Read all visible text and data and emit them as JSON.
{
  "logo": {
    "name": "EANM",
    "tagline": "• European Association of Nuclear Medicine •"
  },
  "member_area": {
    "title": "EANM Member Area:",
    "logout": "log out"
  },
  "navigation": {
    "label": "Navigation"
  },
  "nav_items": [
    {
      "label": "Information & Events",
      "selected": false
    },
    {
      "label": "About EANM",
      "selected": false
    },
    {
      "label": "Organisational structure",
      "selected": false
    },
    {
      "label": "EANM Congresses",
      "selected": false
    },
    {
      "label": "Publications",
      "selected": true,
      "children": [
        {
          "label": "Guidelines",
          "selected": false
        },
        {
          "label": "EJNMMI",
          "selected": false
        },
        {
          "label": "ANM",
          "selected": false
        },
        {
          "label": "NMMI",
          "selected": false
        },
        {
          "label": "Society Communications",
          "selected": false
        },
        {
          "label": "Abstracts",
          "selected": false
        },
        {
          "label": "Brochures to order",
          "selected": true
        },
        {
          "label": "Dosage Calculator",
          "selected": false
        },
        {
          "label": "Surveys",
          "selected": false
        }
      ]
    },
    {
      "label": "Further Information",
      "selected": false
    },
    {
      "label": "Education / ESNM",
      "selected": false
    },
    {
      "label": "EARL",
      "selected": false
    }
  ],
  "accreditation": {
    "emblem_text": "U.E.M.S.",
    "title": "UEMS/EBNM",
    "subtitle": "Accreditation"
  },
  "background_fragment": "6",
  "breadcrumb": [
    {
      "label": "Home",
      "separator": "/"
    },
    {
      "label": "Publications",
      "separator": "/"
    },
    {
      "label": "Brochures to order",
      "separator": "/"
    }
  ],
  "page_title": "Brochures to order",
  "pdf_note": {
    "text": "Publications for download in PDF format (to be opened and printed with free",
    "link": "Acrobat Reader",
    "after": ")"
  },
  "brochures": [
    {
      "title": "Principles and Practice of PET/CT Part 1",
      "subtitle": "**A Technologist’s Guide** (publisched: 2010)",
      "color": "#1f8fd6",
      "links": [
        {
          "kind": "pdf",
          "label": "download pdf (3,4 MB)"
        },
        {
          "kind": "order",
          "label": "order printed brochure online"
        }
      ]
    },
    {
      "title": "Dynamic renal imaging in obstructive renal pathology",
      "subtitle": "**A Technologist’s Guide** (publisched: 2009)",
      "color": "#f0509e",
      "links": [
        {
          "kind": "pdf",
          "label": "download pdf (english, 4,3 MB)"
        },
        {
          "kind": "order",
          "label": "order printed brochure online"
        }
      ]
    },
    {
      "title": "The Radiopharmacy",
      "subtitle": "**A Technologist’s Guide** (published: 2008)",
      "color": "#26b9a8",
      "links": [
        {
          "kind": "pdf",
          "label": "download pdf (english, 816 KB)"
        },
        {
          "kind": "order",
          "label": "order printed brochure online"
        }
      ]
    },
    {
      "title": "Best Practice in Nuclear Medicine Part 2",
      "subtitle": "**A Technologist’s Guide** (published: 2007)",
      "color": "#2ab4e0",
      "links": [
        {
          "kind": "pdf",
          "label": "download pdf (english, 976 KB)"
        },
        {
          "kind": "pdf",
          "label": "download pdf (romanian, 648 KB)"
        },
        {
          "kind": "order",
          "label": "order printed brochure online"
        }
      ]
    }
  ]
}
════════════════════
• [THE TASK]
Give back the data above exactly as it appears.

• [ANSWER FOR THIS EXERCISE]
Read all visible text and data and emit them as JSON.
{
  "logo": {
    "name": "EANM",
    "tagline": "• European Association of Nuclear Medicine •"
  },
  "member_area": {
    "title": "EANM Member Area:",
    "logout": "log out"
  },
  "navigation": {
    "label": "Navigation"
  },
  "nav_items": [
    {
      "label": "Information & Events",
      "selected": false
    },
    {
      "label": "About EANM",
      "selected": false
    },
    {
      "label": "Organisational structure",
      "selected": false
    },
    {
      "label": "EANM Congresses",
      "selected": false
    },
    {
      "label": "Publications",
      "selected": true,
      "children": [
        {
          "label": "Guidelines",
          "selected": false
        },
        {
          "label": "EJNMMI",
          "selected": false
        },
        {
          "label": "ANM",
          "selected": false
        },
        {
          "label": "NMMI",
          "selected": false
        },
        {
          "label": "Society Communications",
          "selected": false
        },
        {
          "label": "Abstracts",
          "selected": false
        },
        {
          "label": "Brochures to order",
          "selected": true
        },
        {
          "label": "Dosage Calculator",
          "selected": false
        },
        {
          "label": "Surveys",
          "selected": false
        }
      ]
    },
    {
      "label": "Further Information",
      "selected": false
    },
    {
      "label": "Education / ESNM",
      "selected": false
    },
    {
      "label": "EARL",
      "selected": false
    }
  ],
  "accreditation": {
    "emblem_text": "U.E.M.S.",
    "title": "UEMS/EBNM",
    "subtitle": "Accreditation"
  },
  "background_fragment": "6",
  "breadcrumb": [
    {
      "label": "Home",
      "separator": "/"
    },
    {
      "label": "Publications",
      "separator": "/"
    },
    {
      "label": "Brochures to order",
      "separator": "/"
    }
  ],
  "page_title": "Brochures to order",
  "pdf_note": {
    "text": "Publications for download in PDF format (to be opened and printed with free",
    "link": "Acrobat Reader",
    "after": ")"
  },
  "brochures": [
    {
      "title": "Principles and Practice of PET/CT Part 1",
      "subtitle": "**A Technologist’s Guide** (publisched: 2010)",
      "color": "#1f8fd6",
      "links": [
        {
          "kind": "pdf",
          "label": "download pdf (3,4 MB)"
        },
        {
          "kind": "order",
          "label": "order printed brochure online"
        }
      ]
    },
    {
      "title": "Dynamic renal imaging in obstructive renal pathology",
      "subtitle": "**A Technologist’s Guide** (publisched: 2009)",
      "color": "#f0509e",
      "links": [
        {
          "kind": "pdf",
          "label": "download pdf (english, 4,3 MB)"
        },
        {
          "kind": "order",
          "label": "order printed brochure online"
        }
      ]
    },
    {
      "title": "The Radiopharmacy",
      "subtitle": "**A Technologist’s Guide** (published: 2008)",
      "color": "#26b9a8",
      "links": [
        {
          "kind": "pdf",
          "label": "download pdf (english, 816 KB)"
        },
        {
          "kind": "order",
          "label": "order printed brochure online"
        }
      ]
    },
    {
      "title": "Best Practice in Nuclear Medicine Part 2",
      "subtitle": "**A Technologist’s Guide** (published: 2007)",
      "color": "#2ab4e0",
      "links": [
        {
          "kind": "pdf",
          "label": "download pdf (english, 976 KB)"
        },
        {
          "kind": "pdf",
          "label": "download pdf (romanian, 648 KB)"
        },
        {
          "kind": "order",
          "label": "order printed brochure online"
        }
      ]
    }
  ]
}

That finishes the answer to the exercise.